#### PROBLEM TO WORK ON
Omit every image, and transcribe the remaining entries exactly as given.

#### DATASET ROWS
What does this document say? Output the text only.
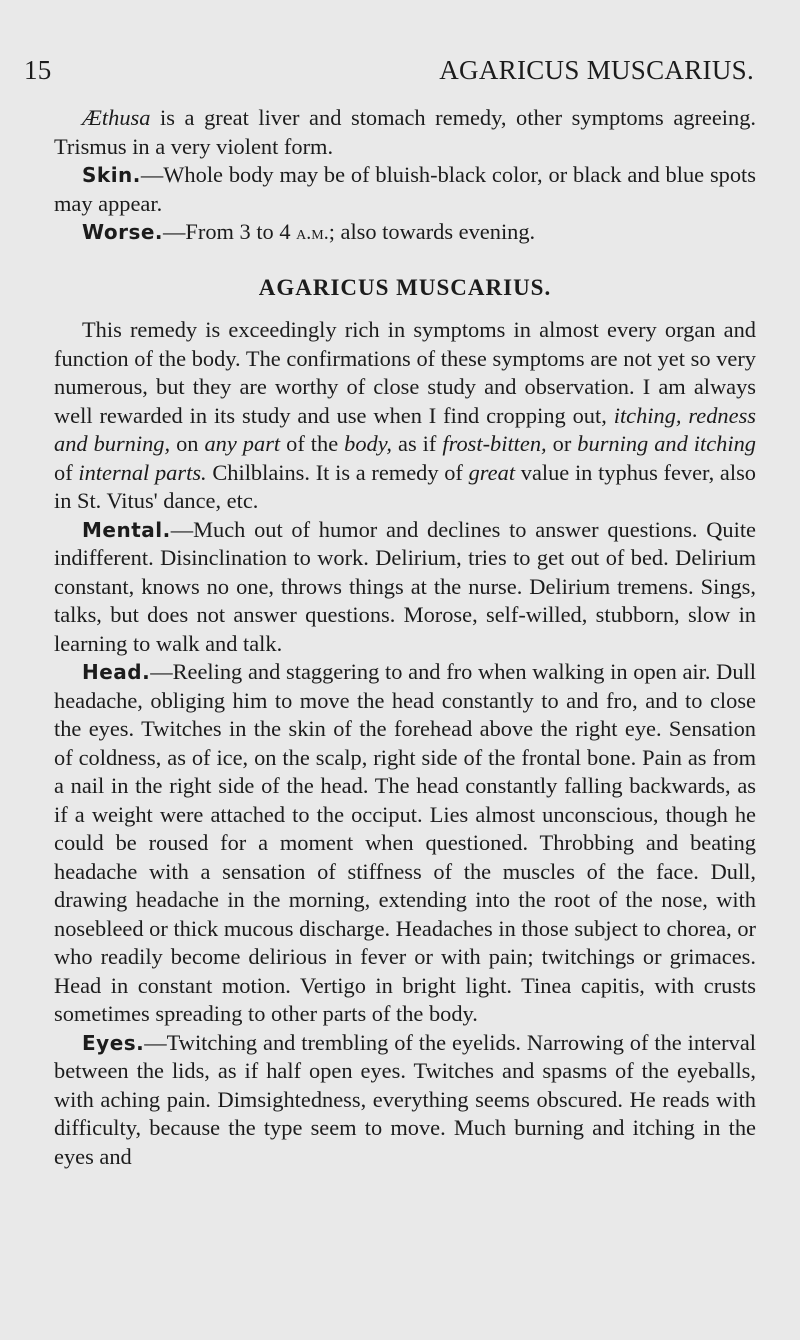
15	AGARICUS MUSCARIUS.

Æthusa is a great liver and stomach remedy, other symptoms agreeing. Trismus in a very violent form.

Skin.—Whole body may be of bluish-black color, or black and blue spots may appear.

Worse.—From 3 to 4 a.m.; also towards evening.

AGARICUS MUSCARIUS.

This remedy is exceedingly rich in symptoms in almost every organ and function of the body. The confirmations of these symptoms are not yet so very numerous, but they are worthy of close study and observation. I am always well rewarded in its study and use when I find cropping out, itching, redness and burning, on any part of the body, as if frost-bitten, or burning and itching of internal parts. Chilblains. It is a remedy of great value in typhus fever, also in St. Vitus' dance, etc.

Mental.—Much out of humor and declines to answer questions. Quite indifferent. Disinclination to work. Delirium, tries to get out of bed. Delirium constant, knows no one, throws things at the nurse. Delirium tremens. Sings, talks, but does not answer questions. Morose, self-willed, stubborn, slow in learning to walk and talk.

Head.—Reeling and staggering to and fro when walking in open air. Dull headache, obliging him to move the head constantly to and fro, and to close the eyes. Twitches in the skin of the forehead above the right eye. Sensation of coldness, as of ice, on the scalp, right side of the frontal bone. Pain as from a nail in the right side of the head. The head constantly falling backwards, as if a weight were attached to the occiput. Lies almost unconscious, though he could be roused for a moment when questioned. Throbbing and beating headache with a sensation of stiffness of the muscles of the face. Dull, drawing headache in the morning, extending into the root of the nose, with nosebleed or thick mucous discharge. Headaches in those subject to chorea, or who readily become delirious in fever or with pain; twitchings or grimaces. Head in constant motion. Vertigo in bright light. Tinea capitis, with crusts sometimes spreading to other parts of the body.

Eyes.—Twitching and trembling of the eyelids. Narrowing of the interval between the lids, as if half open eyes. Twitches and spasms of the eyeballs, with aching pain. Dimsightedness, everything seems obscured. He reads with difficulty, because the type seem to move. Much burning and itching in the eyes and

#### TASK RESPONSE
What does this document say? Output the text only.
15	AGARICUS MUSCARIUS.

Æthusa is a great liver and stomach remedy, other symptoms agreeing. Trismus in a very violent form.

Skin.—Whole body may be of bluish-black color, or black and blue spots may appear.

Worse.—From 3 to 4 a.m.; also towards evening.

AGARICUS MUSCARIUS.

This remedy is exceedingly rich in symptoms in almost every organ and function of the body. The confirmations of these symptoms are not yet so very numerous, but they are worthy of close study and observation. I am always well rewarded in its study and use when I find cropping out, itching, redness and burning, on any part of the body, as if frost-bitten, or burning and itching of internal parts. Chilblains. It is a remedy of great value in typhus fever, also in St. Vitus' dance, etc.

Mental.—Much out of humor and declines to answer questions. Quite indifferent. Disinclination to work. Delirium, tries to get out of bed. Delirium constant, knows no one, throws things at the nurse. Delirium tremens. Sings, talks, but does not answer questions. Morose, self-willed, stubborn, slow in learning to walk and talk.

Head.—Reeling and staggering to and fro when walking in open air. Dull headache, obliging him to move the head constantly to and fro, and to close the eyes. Twitches in the skin of the forehead above the right eye. Sensation of coldness, as of ice, on the scalp, right side of the frontal bone. Pain as from a nail in the right side of the head. The head constantly falling backwards, as if a weight were attached to the occiput. Lies almost unconscious, though he could be roused for a moment when questioned. Throbbing and beating headache with a sensation of stiffness of the muscles of the face. Dull, drawing headache in the morning, extending into the root of the nose, with nosebleed or thick mucous discharge. Headaches in those subject to chorea, or who readily become delirious in fever or with pain; twitchings or grimaces. Head in constant motion. Vertigo in bright light. Tinea capitis, with crusts sometimes spreading to other parts of the body.

Eyes.—Twitching and trembling of the eyelids. Narrowing of the interval between the lids, as if half open eyes. Twitches and spasms of the eyeballs, with aching pain. Dimsightedness, everything seems obscured. He reads with difficulty, because the type seem to move. Much burning and itching in the eyes and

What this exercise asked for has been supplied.